[Stored items]
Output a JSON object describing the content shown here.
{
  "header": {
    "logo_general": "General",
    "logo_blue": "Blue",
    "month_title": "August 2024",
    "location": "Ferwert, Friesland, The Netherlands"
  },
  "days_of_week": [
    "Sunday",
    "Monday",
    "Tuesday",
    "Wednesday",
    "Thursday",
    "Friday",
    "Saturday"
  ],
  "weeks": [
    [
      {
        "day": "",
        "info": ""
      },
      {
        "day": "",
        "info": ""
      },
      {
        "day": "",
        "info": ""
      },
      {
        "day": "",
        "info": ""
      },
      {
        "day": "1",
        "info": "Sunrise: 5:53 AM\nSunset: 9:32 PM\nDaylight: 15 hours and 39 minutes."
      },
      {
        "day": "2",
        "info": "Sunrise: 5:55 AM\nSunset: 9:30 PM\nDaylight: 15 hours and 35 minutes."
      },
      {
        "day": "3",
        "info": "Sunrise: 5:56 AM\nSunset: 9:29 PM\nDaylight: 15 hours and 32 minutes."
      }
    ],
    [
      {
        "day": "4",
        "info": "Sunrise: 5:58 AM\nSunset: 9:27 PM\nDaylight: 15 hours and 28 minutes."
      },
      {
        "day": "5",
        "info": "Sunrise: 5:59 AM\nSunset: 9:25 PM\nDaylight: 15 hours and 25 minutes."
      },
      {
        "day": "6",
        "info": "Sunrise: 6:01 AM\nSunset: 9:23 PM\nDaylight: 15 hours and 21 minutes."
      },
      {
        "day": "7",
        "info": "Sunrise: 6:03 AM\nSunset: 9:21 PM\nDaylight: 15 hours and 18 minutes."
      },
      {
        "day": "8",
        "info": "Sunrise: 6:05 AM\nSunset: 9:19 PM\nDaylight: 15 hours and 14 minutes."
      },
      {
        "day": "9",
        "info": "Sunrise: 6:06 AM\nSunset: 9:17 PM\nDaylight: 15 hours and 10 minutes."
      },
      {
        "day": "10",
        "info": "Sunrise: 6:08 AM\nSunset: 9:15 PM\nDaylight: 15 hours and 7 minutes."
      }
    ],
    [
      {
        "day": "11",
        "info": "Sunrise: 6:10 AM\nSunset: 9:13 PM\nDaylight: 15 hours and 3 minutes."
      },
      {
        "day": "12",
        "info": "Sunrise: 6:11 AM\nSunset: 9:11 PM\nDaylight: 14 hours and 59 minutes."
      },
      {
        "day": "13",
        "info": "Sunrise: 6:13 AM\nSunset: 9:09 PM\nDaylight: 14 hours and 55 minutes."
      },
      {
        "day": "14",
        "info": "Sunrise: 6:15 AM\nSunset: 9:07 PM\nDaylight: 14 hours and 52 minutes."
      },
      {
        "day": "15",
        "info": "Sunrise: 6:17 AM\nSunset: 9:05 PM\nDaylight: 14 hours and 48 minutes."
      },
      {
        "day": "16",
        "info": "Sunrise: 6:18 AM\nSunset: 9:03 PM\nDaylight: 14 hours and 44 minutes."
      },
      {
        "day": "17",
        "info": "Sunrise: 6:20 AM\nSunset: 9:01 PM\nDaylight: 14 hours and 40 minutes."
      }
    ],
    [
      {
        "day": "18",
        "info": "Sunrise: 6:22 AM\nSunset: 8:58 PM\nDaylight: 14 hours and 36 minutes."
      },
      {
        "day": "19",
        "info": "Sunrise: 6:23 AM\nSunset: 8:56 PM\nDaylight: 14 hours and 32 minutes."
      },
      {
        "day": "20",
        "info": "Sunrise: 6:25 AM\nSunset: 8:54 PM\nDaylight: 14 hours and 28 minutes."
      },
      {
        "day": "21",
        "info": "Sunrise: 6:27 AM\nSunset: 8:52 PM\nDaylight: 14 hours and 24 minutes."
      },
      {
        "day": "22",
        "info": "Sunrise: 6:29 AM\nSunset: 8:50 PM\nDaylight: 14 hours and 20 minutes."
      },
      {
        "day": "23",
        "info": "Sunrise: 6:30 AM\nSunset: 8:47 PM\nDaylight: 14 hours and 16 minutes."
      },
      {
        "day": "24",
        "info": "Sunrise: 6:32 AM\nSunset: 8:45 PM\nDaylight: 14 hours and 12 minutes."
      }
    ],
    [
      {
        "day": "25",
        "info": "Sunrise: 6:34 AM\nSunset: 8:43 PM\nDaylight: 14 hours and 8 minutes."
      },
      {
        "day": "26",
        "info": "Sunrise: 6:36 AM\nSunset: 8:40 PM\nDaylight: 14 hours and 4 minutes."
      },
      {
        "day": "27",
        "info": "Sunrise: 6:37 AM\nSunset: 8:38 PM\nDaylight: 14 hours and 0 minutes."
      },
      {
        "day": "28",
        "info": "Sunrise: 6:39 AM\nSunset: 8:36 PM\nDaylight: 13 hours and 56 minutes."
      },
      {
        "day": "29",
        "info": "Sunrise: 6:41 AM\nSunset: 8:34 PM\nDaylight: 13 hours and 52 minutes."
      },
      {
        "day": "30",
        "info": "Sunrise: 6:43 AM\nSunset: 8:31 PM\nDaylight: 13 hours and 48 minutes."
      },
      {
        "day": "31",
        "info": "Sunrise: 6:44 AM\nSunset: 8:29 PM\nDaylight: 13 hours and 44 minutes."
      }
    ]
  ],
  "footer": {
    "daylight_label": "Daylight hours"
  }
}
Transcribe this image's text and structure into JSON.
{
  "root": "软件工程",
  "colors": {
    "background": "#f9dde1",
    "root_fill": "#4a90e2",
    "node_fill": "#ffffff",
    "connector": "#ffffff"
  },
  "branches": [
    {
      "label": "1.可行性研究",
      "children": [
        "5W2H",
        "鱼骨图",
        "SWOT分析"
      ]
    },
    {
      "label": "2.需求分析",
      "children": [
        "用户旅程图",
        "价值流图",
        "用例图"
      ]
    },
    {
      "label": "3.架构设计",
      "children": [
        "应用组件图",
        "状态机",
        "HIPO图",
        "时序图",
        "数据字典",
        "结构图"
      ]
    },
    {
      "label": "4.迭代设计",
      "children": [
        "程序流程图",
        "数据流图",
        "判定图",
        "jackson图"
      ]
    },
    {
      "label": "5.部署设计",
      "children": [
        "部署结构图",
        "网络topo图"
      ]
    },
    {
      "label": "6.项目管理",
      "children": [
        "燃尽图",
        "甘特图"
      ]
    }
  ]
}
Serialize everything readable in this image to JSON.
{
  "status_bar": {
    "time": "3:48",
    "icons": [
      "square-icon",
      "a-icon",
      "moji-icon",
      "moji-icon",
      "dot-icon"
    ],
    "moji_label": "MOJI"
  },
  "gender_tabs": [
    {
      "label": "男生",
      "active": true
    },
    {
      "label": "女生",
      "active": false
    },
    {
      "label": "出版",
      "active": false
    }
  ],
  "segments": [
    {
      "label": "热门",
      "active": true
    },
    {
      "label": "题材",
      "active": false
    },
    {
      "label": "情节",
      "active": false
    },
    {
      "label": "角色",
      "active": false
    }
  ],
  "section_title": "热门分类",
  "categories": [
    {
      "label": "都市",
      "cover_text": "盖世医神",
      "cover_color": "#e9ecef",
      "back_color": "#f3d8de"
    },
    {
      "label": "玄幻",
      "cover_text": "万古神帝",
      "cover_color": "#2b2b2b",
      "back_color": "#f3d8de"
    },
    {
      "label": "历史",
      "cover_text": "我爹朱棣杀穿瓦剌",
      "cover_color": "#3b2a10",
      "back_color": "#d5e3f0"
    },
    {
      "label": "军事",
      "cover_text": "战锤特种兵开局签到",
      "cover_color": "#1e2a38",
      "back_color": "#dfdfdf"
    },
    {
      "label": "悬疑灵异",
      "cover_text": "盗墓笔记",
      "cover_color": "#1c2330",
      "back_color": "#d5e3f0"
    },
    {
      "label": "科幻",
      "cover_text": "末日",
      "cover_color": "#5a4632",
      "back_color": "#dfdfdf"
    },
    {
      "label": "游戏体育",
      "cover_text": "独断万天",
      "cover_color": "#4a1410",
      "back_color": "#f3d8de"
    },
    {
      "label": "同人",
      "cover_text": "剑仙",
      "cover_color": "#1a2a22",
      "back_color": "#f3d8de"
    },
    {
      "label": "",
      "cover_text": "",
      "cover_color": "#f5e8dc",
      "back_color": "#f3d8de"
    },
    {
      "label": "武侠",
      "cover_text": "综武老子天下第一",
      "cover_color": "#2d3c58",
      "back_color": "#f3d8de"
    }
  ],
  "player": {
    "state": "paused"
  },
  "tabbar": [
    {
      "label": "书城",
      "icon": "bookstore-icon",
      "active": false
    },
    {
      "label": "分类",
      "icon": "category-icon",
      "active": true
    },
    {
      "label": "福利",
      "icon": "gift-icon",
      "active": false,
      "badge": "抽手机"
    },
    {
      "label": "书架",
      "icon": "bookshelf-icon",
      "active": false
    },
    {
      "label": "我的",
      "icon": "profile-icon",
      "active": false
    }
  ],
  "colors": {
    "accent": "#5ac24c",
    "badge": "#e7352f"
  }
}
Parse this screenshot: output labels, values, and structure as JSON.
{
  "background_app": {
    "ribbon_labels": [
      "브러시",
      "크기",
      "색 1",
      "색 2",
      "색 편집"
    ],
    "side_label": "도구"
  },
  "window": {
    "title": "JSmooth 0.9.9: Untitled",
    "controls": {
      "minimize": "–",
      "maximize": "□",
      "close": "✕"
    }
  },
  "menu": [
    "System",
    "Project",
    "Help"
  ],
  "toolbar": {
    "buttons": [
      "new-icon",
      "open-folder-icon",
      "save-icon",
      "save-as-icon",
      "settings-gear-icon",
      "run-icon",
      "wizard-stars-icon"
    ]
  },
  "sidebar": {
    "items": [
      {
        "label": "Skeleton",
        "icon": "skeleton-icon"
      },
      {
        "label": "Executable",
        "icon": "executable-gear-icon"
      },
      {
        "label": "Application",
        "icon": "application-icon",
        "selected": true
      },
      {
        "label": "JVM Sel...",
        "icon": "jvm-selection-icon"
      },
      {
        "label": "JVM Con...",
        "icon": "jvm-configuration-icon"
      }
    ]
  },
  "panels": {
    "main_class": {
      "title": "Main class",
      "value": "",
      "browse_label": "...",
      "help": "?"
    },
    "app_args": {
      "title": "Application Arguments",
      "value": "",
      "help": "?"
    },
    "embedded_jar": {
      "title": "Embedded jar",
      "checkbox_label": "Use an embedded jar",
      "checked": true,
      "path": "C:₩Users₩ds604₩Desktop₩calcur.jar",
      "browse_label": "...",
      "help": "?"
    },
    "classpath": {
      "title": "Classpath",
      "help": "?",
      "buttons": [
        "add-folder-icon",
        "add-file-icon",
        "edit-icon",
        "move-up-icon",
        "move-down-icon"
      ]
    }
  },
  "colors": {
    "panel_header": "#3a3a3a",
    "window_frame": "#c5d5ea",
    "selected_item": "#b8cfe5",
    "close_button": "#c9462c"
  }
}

Task objective =
Only lines with the string "gear" belong in your answer; copy each one.

Finished task =
      "settings-gear-icon",
        "icon": "executable-gear-icon"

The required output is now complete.